Task statement: Restate the complete material exactly.

++++++++++

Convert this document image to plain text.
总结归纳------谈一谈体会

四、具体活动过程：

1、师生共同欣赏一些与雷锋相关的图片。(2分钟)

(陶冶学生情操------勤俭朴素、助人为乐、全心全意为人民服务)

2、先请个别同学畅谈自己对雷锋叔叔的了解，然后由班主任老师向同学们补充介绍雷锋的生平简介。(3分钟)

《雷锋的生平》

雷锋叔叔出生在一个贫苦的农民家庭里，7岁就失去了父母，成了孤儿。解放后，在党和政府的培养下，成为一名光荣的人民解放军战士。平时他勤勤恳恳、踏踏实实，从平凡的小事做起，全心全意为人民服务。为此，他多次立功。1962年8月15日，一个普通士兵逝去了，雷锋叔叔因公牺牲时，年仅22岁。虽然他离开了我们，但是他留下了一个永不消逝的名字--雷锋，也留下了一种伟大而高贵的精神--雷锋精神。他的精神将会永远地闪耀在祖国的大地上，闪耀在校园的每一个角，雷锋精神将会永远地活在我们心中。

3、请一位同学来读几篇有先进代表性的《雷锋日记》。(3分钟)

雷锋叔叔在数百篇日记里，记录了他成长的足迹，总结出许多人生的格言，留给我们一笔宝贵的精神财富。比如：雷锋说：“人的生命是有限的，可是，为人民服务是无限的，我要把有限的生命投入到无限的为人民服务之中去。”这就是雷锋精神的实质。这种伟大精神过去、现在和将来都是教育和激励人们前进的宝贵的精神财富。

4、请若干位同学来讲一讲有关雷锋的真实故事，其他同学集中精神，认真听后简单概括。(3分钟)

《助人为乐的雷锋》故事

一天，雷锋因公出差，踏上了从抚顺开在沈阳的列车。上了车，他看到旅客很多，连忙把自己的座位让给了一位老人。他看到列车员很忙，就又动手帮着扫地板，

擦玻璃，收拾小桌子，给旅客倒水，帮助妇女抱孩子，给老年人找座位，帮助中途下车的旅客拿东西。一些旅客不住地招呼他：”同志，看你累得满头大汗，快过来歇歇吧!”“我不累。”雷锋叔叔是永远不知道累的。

++++++++++

The answer:
Convert this document image to plain text.
总结归纳------谈一谈体会

四、具体活动过程：

1、师生共同欣赏一些与雷锋相关的图片。(2分钟)

(陶冶学生情操------勤俭朴素、助人为乐、全心全意为人民服务)

2、先请个别同学畅谈自己对雷锋叔叔的了解，然后由班主任老师向同学们补充介绍雷锋的生平简介。(3分钟)

《雷锋的生平》

雷锋叔叔出生在一个贫苦的农民家庭里，7岁就失去了父母，成了孤儿。解放后，在党和政府的培养下，成为一名光荣的人民解放军战士。平时他勤勤恳恳、踏踏实实，从平凡的小事做起，全心全意为人民服务。为此，他多次立功。1962年8月15日，一个普通士兵逝去了，雷锋叔叔因公牺牲时，年仅22岁。虽然他离开了我们，但是他留下了一个永不消逝的名字--雷锋，也留下了一种伟大而高贵的精神--雷锋精神。他的精神将会永远地闪耀在祖国的大地上，闪耀在校园的每一个角，雷锋精神将会永远地活在我们心中。

3、请一位同学来读几篇有先进代表性的《雷锋日记》。(3分钟)

雷锋叔叔在数百篇日记里，记录了他成长的足迹，总结出许多人生的格言，留给我们一笔宝贵的精神财富。比如：雷锋说：“人的生命是有限的，可是，为人民服务是无限的，我要把有限的生命投入到无限的为人民服务之中去。”这就是雷锋精神的实质。这种伟大精神过去、现在和将来都是教育和激励人们前进的宝贵的精神财富。

4、请若干位同学来讲一讲有关雷锋的真实故事，其他同学集中精神，认真听后简单概括。(3分钟)

《助人为乐的雷锋》故事

一天，雷锋因公出差，踏上了从抚顺开在沈阳的列车。上了车，他看到旅客很多，连忙把自己的座位让给了一位老人。他看到列车员很忙，就又动手帮着扫地板，

擦玻璃，收拾小桌子，给旅客倒水，帮助妇女抱孩子，给老年人找座位，帮助中途下车的旅客拿东西。一些旅客不住地招呼他：”同志，看你累得满头大汗，快过来歇歇吧!”“我不累。”雷锋叔叔是永远不知道累的。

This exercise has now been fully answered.